Stored data ::
•••••

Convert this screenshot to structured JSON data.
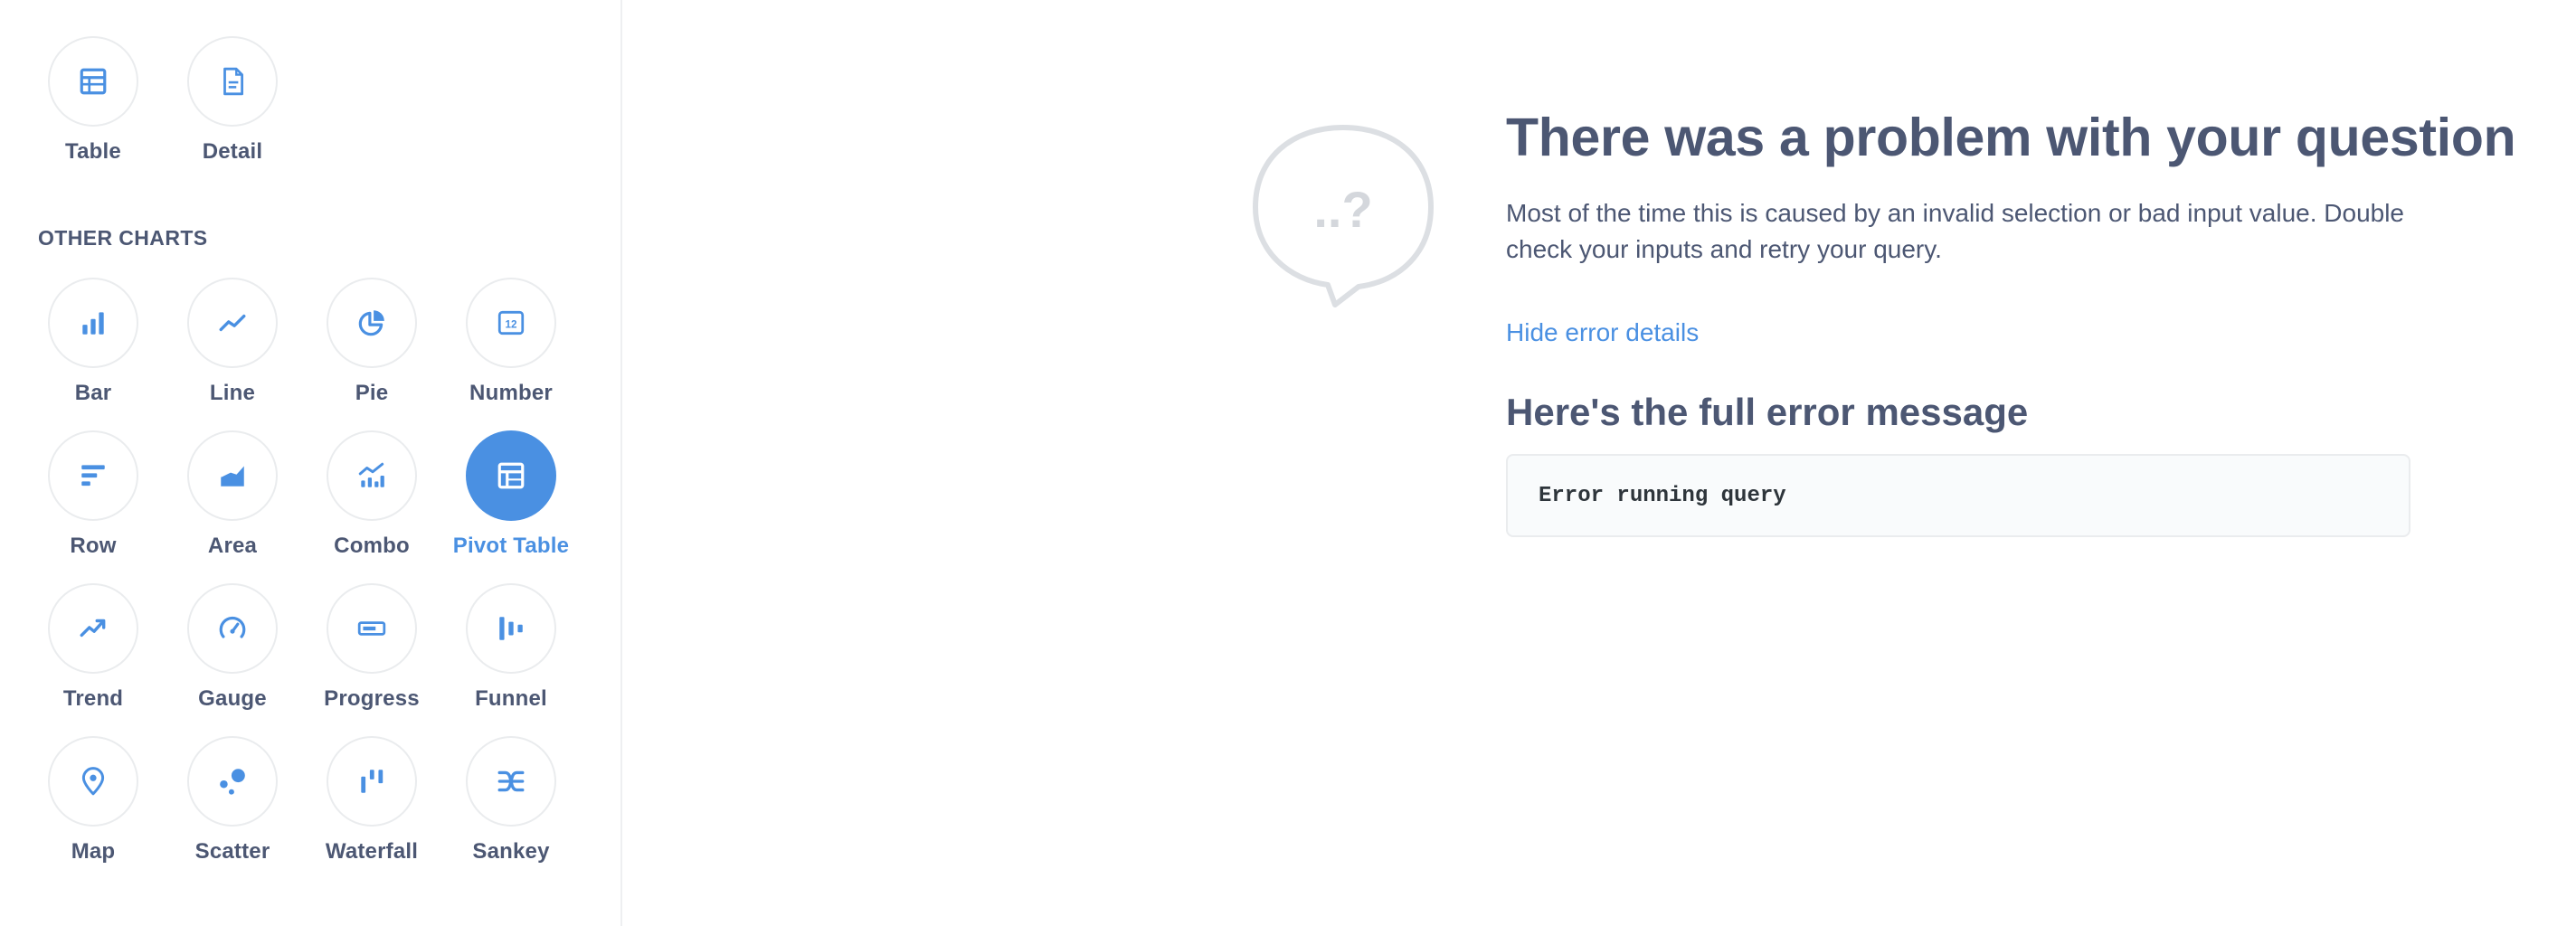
{
  "sidebar": {
    "top_items": [
      {
        "label": "Table",
        "icon": "table-icon"
      },
      {
        "label": "Detail",
        "icon": "detail-icon"
      }
    ],
    "section_heading": "OTHER CHARTS",
    "other_charts": [
      {
        "label": "Bar",
        "icon": "bar-chart-icon"
      },
      {
        "label": "Line",
        "icon": "line-chart-icon"
      },
      {
        "label": "Pie",
        "icon": "pie-chart-icon"
      },
      {
        "label": "Number",
        "icon": "number-icon"
      },
      {
        "label": "Row",
        "icon": "row-chart-icon"
      },
      {
        "label": "Area",
        "icon": "area-chart-icon"
      },
      {
        "label": "Combo",
        "icon": "combo-chart-icon"
      },
      {
        "label": "Pivot Table",
        "icon": "pivot-table-icon",
        "selected": true
      },
      {
        "label": "Trend",
        "icon": "trend-icon"
      },
      {
        "label": "Gauge",
        "icon": "gauge-icon"
      },
      {
        "label": "Progress",
        "icon": "progress-icon"
      },
      {
        "label": "Funnel",
        "icon": "funnel-icon"
      },
      {
        "label": "Map",
        "icon": "map-pin-icon"
      },
      {
        "label": "Scatter",
        "icon": "scatter-icon"
      },
      {
        "label": "Waterfall",
        "icon": "waterfall-icon"
      },
      {
        "label": "Sankey",
        "icon": "sankey-icon"
      }
    ]
  },
  "error": {
    "illustration_icon": "speech-bubble-question-icon",
    "bubble_text": "..?",
    "title": "There was a problem with your question",
    "body": "Most of the time this is caused by an invalid selection or bad input value. Double check your inputs and retry your query.",
    "toggle_details_label": "Hide error details",
    "full_message_heading": "Here's the full error message",
    "message": "Error running query"
  },
  "colors": {
    "accent": "#4a90e2",
    "text": "#4c5773",
    "border": "#eaecee",
    "code_bg": "#f9fbfc",
    "bubble": "#dcdfe3"
  }
}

•••••

Direction :: From the records above, pull out every line containing the word "query".

Answer for the task ::
    "body": "Most of the time this is caused by an invalid selection or bad input value. Double check your inputs and retry your query.",
    "message": "Error running query"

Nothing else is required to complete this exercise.